WHAT IS BEING ASKED: Put the lines from the line with "What elements are" to the line with "bottle-nipple-purple-icon (167, 190, 249, 276)" into a JSON list of strings, one string per line, leaving out blank lines.

SUPPLIED RECORDS:
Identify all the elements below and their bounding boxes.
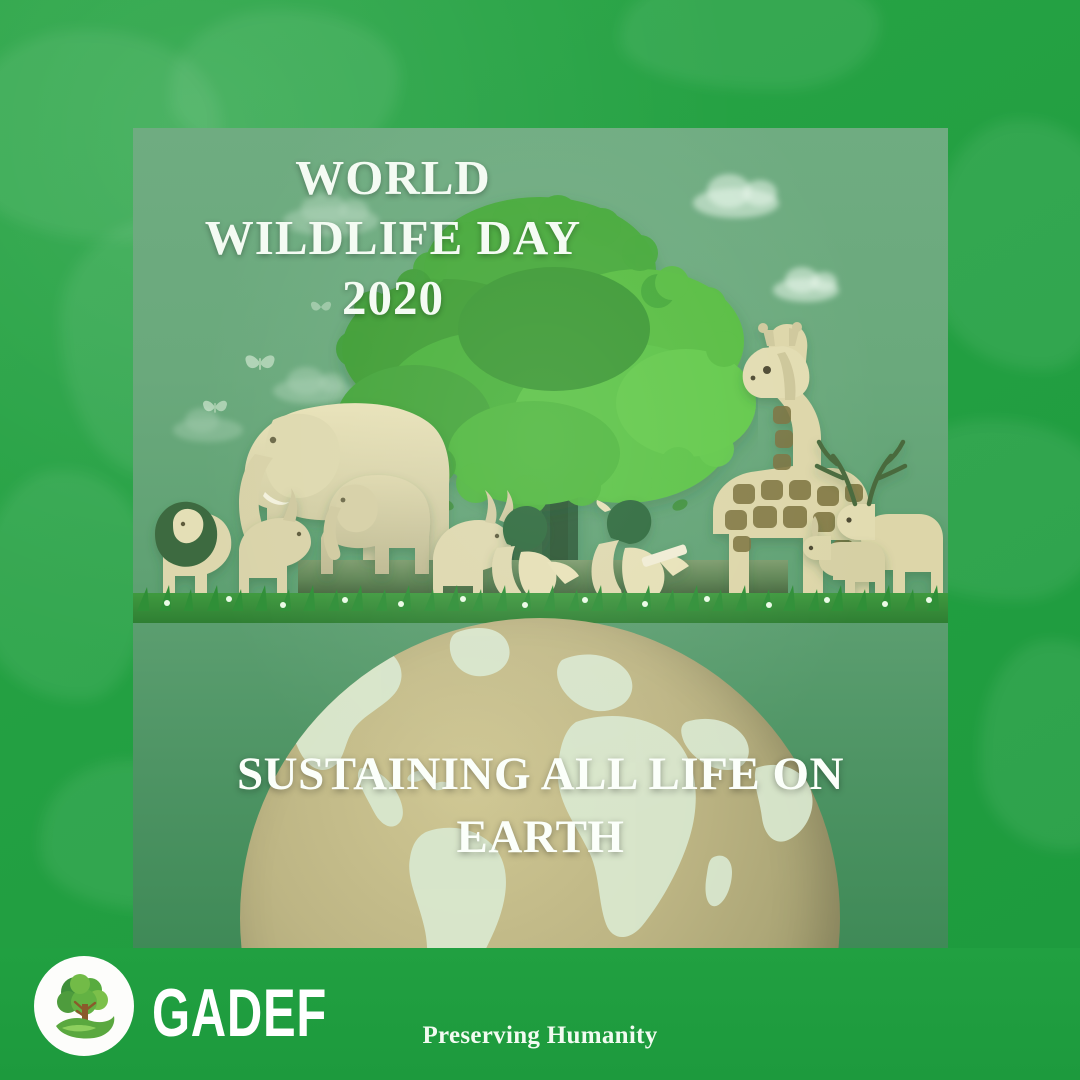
--
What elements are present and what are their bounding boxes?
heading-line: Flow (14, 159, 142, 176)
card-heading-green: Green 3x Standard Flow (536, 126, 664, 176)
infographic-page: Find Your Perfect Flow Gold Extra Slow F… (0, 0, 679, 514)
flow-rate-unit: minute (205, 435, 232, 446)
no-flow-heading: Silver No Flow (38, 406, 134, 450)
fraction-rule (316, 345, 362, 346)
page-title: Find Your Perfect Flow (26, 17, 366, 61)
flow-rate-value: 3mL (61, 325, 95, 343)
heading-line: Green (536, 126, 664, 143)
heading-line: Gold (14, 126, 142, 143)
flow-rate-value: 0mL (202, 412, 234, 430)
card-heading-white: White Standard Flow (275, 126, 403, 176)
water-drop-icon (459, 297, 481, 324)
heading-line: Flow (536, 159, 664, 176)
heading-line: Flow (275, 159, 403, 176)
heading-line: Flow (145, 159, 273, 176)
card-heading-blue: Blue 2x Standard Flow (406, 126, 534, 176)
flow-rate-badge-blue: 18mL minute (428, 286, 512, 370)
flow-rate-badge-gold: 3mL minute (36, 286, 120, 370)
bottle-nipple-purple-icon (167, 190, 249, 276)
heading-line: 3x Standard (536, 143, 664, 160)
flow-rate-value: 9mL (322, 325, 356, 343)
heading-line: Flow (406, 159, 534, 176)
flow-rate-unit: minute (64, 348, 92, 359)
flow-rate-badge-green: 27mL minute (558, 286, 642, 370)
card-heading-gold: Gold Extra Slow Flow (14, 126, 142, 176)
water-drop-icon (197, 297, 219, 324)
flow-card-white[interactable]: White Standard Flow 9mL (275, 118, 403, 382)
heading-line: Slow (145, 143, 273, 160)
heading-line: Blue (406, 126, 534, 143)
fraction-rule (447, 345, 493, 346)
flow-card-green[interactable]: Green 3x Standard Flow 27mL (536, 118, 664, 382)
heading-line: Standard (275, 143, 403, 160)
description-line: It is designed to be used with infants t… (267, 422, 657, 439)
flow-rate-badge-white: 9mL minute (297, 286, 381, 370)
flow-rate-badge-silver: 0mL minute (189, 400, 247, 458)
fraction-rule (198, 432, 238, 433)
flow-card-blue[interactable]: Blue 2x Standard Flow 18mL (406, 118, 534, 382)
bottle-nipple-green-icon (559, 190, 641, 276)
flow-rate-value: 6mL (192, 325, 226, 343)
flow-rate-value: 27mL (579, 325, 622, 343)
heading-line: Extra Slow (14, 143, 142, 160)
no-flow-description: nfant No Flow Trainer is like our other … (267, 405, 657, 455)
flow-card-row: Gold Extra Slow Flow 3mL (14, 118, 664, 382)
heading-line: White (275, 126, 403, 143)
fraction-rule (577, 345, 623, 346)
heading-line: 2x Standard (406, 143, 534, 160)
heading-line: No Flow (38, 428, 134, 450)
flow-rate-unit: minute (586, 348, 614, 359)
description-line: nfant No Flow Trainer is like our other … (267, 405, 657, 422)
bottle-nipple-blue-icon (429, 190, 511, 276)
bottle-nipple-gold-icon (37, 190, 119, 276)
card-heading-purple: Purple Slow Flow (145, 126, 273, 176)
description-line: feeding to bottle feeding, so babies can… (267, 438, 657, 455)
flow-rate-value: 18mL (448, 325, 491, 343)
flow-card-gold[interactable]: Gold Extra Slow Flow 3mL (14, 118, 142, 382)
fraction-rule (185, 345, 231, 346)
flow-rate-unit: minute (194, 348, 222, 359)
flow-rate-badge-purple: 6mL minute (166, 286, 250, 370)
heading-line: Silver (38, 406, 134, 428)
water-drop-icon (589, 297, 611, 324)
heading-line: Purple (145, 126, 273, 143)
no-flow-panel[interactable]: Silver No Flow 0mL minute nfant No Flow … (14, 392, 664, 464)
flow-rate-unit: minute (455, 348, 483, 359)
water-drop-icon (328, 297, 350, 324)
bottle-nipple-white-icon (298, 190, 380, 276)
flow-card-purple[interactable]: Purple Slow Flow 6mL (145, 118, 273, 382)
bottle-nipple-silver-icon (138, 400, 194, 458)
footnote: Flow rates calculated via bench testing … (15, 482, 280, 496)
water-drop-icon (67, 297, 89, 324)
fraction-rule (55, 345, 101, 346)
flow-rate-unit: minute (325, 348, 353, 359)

WRITTEN ANSWER:
[
  "What elements are present and what are their bounding boxes?",
  "heading-line: Flow (14, 159, 142, 176)",
  "card-heading-green: Green 3x Standard Flow (536, 126, 664, 176)",
  "infographic-page: Find Your Perfect Flow Gold Extra Slow F… (0, 0, 679, 514)",
  "flow-rate-unit: minute (205, 435, 232, 446)",
  "no-flow-heading: Silver No Flow (38, 406, 134, 450)",
  "fraction-rule (316, 345, 362, 346)",
  "page-title: Find Your Perfect Flow (26, 17, 366, 61)",
  "flow-rate-value: 3mL (61, 325, 95, 343)",
  "heading-line: Green (536, 126, 664, 143)",
  "heading-line: Gold (14, 126, 142, 143)",
  "flow-rate-value: 0mL (202, 412, 234, 430)",
  "card-heading-white: White Standard Flow (275, 126, 403, 176)",
  "water-drop-icon (459, 297, 481, 324)",
  "heading-line: Flow (536, 159, 664, 176)",
  "heading-line: Flow (275, 159, 403, 176)",
  "heading-line: Flow (145, 159, 273, 176)",
  "card-heading-blue: Blue 2x Standard Flow (406, 126, 534, 176)",
  "flow-rate-badge-blue: 18mL minute (428, 286, 512, 370)",
  "flow-rate-badge-gold: 3mL minute (36, 286, 120, 370)",
  "bottle-nipple-purple-icon (167, 190, 249, 276)"
]